What this task involves:
Filter the records for lines holding the string "JSON".

Data rows:
## start

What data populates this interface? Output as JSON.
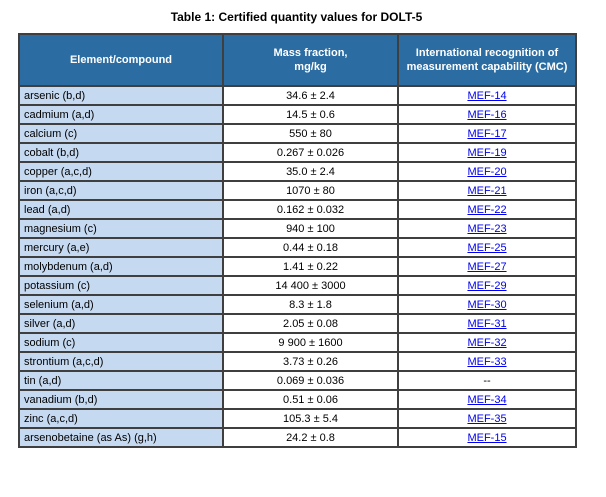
{
  "title": "Table 1: Certified quantity values for DOLT-5",
  "colors": {
    "header_bg": "#2b6ca2",
    "header_text": "#ffffff",
    "element_column_bg": "#c5d9f1",
    "link": "#0000ee",
    "border": "#3f3f3f"
  },
  "table": {
    "headers": {
      "element": "Element/compound",
      "mass_fraction": "Mass fraction,\nmg/kg",
      "cmc": "International recognition of measurement capability (CMC)"
    },
    "rows": [
      {
        "element": "arsenic (b,d)",
        "mass_fraction": "34.6 ± 2.4",
        "cmc": "MEF-14",
        "cmc_is_link": true
      },
      {
        "element": "cadmium (a,d)",
        "mass_fraction": "14.5 ± 0.6",
        "cmc": "MEF-16",
        "cmc_is_link": true
      },
      {
        "element": "calcium (c)",
        "mass_fraction": "550 ± 80",
        "cmc": "MEF-17",
        "cmc_is_link": true
      },
      {
        "element": "cobalt (b,d)",
        "mass_fraction": "0.267 ± 0.026",
        "cmc": "MEF-19",
        "cmc_is_link": true
      },
      {
        "element": "copper (a,c,d)",
        "mass_fraction": "35.0 ± 2.4",
        "cmc": "MEF-20",
        "cmc_is_link": true
      },
      {
        "element": "iron (a,c,d)",
        "mass_fraction": "1070 ± 80",
        "cmc": "MEF-21",
        "cmc_is_link": true
      },
      {
        "element": "lead (a,d)",
        "mass_fraction": "0.162 ± 0.032",
        "cmc": "MEF-22",
        "cmc_is_link": true
      },
      {
        "element": "magnesium (c)",
        "mass_fraction": "940 ± 100",
        "cmc": "MEF-23",
        "cmc_is_link": true
      },
      {
        "element": "mercury (a,e)",
        "mass_fraction": "0.44 ± 0.18",
        "cmc": "MEF-25",
        "cmc_is_link": true
      },
      {
        "element": "molybdenum (a,d)",
        "mass_fraction": "1.41 ± 0.22",
        "cmc": "MEF-27",
        "cmc_is_link": true
      },
      {
        "element": "potassium (c)",
        "mass_fraction": "14 400 ± 3000",
        "cmc": "MEF-29",
        "cmc_is_link": true
      },
      {
        "element": "selenium (a,d)",
        "mass_fraction": "8.3 ± 1.8",
        "cmc": "MEF-30",
        "cmc_is_link": true
      },
      {
        "element": "silver (a,d)",
        "mass_fraction": "2.05 ± 0.08",
        "cmc": "MEF-31",
        "cmc_is_link": true
      },
      {
        "element": "sodium (c)",
        "mass_fraction": "9 900 ± 1600",
        "cmc": "MEF-32",
        "cmc_is_link": true
      },
      {
        "element": "strontium (a,c,d)",
        "mass_fraction": "3.73 ± 0.26",
        "cmc": "MEF-33",
        "cmc_is_link": true
      },
      {
        "element": "tin (a,d)",
        "mass_fraction": "0.069 ± 0.036",
        "cmc": "--",
        "cmc_is_link": false
      },
      {
        "element": "vanadium (b,d)",
        "mass_fraction": "0.51 ± 0.06",
        "cmc": "MEF-34",
        "cmc_is_link": true
      },
      {
        "element": "zinc (a,c,d)",
        "mass_fraction": "105.3 ± 5.4",
        "cmc": "MEF-35",
        "cmc_is_link": true
      },
      {
        "element": "arsenobetaine (as As) (g,h)",
        "mass_fraction": "24.2 ± 0.8",
        "cmc": "MEF-15",
        "cmc_is_link": true
      }
    ]
  }
}
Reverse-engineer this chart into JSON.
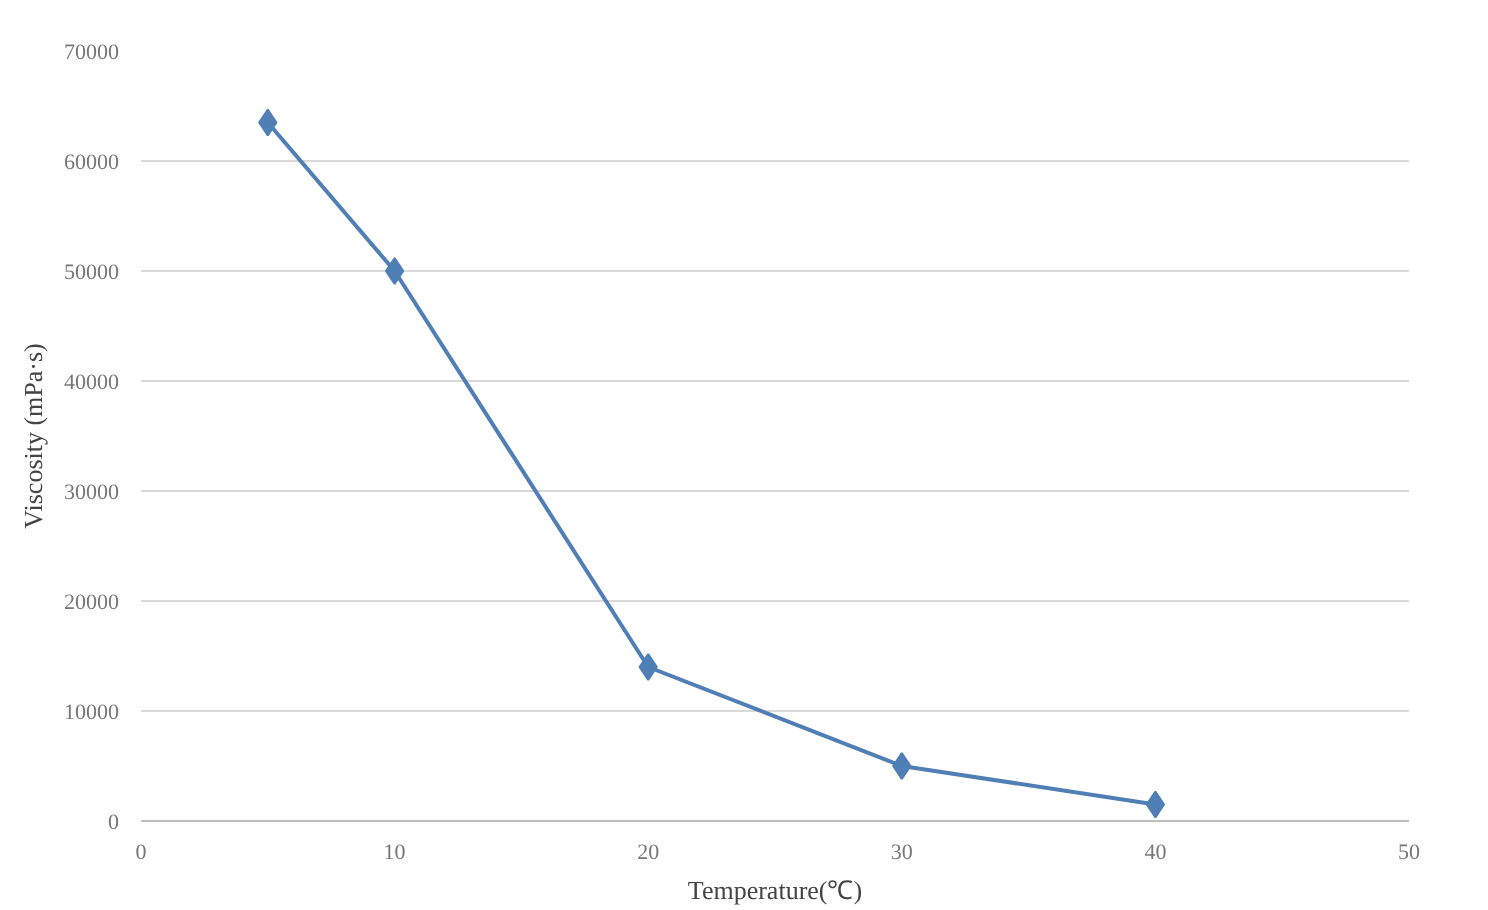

## end

The response:
What data populates this interface? Output as JSON.
Reverse-engineer this chart into JSON.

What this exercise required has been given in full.